*Short task*: Pull out every line below holding the word "salary".

*Rows*:
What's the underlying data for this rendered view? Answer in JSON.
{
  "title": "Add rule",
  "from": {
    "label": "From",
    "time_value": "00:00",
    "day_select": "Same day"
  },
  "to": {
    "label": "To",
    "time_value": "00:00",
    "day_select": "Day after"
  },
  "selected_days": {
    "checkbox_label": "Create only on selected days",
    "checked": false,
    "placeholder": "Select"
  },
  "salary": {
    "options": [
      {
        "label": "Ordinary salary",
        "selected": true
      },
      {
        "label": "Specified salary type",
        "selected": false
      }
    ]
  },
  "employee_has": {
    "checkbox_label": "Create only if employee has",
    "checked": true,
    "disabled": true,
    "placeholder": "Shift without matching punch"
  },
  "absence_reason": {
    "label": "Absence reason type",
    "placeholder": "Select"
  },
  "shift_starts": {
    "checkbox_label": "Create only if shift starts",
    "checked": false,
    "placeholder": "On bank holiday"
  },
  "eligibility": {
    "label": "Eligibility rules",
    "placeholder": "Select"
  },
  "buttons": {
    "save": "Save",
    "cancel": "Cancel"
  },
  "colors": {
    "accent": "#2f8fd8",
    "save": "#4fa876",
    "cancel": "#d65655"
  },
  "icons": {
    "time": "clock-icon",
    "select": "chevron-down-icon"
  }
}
---
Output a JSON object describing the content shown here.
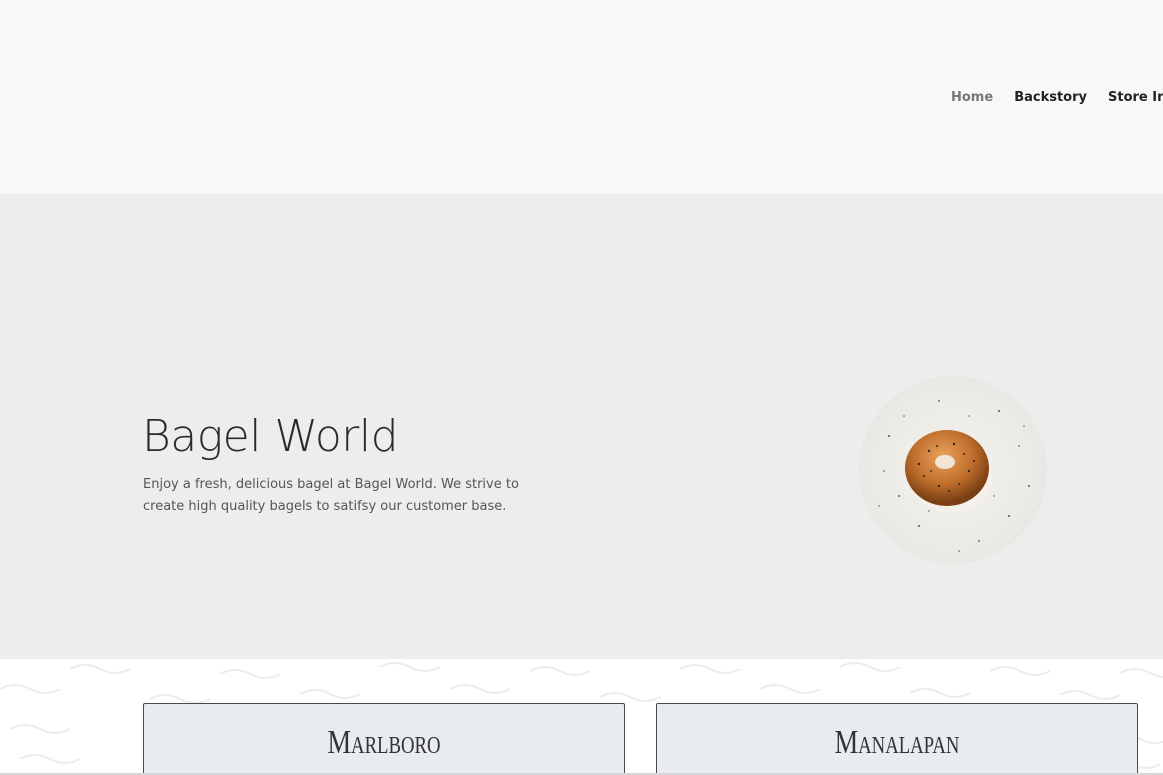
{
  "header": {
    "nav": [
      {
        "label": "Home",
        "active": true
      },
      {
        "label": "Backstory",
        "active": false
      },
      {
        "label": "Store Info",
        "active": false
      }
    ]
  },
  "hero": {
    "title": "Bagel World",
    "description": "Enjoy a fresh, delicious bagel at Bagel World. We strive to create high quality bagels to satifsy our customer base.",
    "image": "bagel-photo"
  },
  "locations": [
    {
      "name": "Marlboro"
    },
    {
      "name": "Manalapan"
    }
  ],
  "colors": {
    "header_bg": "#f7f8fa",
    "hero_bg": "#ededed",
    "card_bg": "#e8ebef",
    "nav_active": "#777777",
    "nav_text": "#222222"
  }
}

*Reply*:
  "salary": {
        "label": "Ordinary salary",
        "label": "Specified salary type",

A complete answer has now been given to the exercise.